-- START OF INFORMATION SUPPLIED --
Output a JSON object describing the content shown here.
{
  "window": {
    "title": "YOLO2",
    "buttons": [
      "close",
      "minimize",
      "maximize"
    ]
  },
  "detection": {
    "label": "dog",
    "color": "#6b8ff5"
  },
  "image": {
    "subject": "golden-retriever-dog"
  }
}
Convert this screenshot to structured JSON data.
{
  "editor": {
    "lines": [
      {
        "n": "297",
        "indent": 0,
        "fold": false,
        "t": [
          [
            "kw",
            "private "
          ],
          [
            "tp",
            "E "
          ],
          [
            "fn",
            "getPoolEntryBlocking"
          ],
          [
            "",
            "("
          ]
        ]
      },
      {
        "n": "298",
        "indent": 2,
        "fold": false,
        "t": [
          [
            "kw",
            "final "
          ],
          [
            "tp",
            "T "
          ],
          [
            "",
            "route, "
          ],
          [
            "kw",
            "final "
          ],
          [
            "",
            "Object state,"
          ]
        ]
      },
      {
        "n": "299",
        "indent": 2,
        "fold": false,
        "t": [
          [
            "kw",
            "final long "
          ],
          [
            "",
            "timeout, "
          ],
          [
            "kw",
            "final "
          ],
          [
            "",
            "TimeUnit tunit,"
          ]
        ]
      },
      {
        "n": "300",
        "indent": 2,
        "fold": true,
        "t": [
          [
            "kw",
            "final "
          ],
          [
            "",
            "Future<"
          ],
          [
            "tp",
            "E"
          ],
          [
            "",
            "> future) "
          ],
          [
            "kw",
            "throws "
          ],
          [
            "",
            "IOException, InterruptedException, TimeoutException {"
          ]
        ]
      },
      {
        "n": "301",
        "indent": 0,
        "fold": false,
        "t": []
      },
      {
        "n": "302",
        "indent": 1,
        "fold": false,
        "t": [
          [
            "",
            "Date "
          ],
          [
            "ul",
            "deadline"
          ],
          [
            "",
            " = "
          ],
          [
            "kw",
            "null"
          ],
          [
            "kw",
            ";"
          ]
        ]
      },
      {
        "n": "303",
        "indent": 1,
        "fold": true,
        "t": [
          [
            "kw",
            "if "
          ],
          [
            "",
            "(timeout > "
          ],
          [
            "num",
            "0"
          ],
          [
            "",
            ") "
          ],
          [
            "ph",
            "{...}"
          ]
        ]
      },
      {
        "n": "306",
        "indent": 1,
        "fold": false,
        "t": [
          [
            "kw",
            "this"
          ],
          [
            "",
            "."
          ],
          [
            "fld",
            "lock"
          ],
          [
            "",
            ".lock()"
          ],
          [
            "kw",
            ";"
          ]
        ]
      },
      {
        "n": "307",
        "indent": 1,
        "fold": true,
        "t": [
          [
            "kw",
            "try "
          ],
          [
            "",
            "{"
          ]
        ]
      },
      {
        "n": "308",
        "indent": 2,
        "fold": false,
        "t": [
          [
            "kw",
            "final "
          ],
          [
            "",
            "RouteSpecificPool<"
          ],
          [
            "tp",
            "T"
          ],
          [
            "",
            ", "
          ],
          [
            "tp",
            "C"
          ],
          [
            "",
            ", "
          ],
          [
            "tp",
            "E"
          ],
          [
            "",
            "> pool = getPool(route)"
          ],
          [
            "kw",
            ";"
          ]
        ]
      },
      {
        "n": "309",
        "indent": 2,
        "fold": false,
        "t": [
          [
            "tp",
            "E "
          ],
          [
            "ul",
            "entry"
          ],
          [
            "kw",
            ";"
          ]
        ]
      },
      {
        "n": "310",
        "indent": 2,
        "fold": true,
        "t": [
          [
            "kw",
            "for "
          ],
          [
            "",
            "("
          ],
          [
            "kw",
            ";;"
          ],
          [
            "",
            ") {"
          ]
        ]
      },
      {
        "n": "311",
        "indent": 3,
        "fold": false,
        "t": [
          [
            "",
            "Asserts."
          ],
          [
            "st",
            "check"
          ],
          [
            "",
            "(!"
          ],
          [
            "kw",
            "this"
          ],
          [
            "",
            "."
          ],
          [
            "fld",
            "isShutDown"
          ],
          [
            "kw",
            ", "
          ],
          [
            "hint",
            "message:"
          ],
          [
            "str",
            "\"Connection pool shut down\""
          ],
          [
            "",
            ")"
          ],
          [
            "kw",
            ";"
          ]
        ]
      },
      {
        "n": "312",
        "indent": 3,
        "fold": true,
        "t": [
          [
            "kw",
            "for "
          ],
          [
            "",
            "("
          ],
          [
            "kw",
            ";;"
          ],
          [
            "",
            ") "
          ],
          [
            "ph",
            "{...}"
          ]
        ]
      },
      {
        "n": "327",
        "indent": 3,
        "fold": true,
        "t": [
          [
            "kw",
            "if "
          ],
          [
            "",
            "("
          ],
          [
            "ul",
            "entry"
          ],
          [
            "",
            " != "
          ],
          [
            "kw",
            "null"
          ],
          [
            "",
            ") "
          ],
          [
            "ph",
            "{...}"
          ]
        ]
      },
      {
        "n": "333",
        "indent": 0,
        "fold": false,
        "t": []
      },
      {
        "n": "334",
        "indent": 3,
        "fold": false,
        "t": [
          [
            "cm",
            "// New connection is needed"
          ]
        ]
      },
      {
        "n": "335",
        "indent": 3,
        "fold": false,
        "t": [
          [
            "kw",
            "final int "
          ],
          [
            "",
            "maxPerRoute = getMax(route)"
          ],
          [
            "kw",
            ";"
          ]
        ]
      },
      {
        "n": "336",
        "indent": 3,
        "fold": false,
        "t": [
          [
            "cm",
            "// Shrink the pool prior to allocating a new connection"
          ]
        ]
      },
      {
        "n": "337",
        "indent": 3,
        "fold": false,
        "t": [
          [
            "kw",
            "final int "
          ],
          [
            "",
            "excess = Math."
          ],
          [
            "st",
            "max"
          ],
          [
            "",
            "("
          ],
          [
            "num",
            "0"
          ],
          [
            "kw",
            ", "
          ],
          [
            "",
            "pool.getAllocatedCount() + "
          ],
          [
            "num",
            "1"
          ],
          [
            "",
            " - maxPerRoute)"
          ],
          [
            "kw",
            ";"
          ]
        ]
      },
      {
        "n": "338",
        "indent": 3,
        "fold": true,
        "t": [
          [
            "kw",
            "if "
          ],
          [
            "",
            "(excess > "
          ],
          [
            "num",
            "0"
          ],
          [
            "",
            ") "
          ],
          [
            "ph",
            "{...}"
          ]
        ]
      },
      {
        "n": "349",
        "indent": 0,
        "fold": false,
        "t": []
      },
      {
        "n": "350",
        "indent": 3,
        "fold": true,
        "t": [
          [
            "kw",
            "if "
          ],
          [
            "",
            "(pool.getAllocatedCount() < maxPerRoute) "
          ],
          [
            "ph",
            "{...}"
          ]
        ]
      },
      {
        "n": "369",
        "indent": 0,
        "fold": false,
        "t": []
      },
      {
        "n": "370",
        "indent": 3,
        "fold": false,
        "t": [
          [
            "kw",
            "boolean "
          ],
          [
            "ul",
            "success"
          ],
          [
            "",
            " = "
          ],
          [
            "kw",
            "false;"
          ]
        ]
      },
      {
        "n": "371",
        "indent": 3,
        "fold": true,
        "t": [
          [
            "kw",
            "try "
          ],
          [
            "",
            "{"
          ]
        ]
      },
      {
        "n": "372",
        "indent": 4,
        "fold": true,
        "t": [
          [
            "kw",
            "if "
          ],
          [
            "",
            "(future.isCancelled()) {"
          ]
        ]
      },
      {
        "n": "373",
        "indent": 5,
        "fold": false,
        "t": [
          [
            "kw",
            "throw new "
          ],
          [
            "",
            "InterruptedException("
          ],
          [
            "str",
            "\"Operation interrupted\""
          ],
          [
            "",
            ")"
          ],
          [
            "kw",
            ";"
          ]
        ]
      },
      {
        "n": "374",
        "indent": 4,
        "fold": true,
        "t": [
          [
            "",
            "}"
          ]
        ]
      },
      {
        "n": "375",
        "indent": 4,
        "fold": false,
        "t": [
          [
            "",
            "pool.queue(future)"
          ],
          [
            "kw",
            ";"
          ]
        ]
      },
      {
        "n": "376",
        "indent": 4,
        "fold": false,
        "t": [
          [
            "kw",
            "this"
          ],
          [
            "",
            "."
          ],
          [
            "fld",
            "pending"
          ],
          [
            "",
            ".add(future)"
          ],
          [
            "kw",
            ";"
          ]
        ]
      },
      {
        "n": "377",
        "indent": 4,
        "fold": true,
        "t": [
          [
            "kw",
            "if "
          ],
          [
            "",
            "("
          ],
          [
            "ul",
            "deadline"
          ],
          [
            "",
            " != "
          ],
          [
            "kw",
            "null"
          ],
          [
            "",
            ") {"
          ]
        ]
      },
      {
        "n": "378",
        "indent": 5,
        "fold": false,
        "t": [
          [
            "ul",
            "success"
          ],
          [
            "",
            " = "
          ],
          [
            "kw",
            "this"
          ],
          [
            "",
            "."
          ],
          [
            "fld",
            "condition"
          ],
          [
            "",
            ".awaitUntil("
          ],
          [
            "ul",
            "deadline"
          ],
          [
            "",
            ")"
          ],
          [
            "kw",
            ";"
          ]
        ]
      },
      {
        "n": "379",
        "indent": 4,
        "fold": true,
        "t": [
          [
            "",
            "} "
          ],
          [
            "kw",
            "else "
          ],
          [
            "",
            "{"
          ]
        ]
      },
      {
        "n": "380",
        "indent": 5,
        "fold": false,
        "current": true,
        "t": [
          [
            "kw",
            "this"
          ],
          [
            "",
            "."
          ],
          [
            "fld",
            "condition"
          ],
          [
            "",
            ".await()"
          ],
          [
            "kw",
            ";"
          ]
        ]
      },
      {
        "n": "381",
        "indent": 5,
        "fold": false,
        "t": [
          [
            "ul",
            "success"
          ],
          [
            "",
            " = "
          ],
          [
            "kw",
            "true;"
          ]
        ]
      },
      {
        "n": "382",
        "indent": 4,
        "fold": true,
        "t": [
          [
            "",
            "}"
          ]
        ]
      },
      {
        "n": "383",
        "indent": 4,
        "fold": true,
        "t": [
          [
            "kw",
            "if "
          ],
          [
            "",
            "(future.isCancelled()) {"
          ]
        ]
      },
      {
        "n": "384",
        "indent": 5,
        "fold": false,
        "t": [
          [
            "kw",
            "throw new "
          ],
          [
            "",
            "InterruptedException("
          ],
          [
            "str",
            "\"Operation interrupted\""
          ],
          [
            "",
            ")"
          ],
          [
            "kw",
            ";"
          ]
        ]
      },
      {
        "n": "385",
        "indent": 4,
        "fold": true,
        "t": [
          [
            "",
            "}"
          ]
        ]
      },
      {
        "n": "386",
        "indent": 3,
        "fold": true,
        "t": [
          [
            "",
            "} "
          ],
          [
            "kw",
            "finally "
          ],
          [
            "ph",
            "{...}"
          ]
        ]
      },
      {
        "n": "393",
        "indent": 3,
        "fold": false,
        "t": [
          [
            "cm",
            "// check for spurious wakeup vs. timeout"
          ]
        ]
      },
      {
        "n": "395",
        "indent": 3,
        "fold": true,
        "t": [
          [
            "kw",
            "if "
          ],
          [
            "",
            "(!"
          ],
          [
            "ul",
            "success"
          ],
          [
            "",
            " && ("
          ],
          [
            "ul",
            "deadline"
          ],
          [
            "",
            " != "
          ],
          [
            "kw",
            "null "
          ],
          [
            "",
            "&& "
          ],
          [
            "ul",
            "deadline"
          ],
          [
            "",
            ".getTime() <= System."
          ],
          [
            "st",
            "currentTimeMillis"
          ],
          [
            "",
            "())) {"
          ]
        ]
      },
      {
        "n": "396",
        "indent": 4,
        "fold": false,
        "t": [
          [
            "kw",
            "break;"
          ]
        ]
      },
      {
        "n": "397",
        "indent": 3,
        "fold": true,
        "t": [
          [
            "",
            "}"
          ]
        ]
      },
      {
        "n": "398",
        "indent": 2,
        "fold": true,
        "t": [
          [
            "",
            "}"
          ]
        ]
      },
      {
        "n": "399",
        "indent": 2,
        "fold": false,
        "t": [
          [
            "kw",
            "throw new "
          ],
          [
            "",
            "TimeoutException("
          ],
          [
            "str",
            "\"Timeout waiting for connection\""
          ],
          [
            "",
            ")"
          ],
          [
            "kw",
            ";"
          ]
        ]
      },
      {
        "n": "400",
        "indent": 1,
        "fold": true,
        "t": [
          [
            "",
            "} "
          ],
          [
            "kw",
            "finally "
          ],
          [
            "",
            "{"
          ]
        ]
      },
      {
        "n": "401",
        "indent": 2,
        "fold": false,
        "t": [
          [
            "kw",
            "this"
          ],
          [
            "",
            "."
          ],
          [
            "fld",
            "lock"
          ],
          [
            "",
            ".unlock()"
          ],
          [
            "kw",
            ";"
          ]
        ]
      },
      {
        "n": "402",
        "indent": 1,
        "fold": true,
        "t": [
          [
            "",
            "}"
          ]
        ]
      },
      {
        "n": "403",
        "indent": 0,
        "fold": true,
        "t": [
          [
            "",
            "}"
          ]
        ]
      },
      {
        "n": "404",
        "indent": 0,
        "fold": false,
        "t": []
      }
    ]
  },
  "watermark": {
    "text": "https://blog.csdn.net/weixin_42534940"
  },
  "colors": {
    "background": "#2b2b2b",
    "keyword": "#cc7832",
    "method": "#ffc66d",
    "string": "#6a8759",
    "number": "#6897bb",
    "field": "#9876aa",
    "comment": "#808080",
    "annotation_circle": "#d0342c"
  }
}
-- END OF INFORMATION SUPPLIED --
◆ WRITTEN INSTRUCTION
From the material above, gather all lines that include the string "JSON" and copy them.

◆ OUTPUT OF THE TASK
Output a JSON object describing the content shown here.
Convert this screenshot to structured JSON data.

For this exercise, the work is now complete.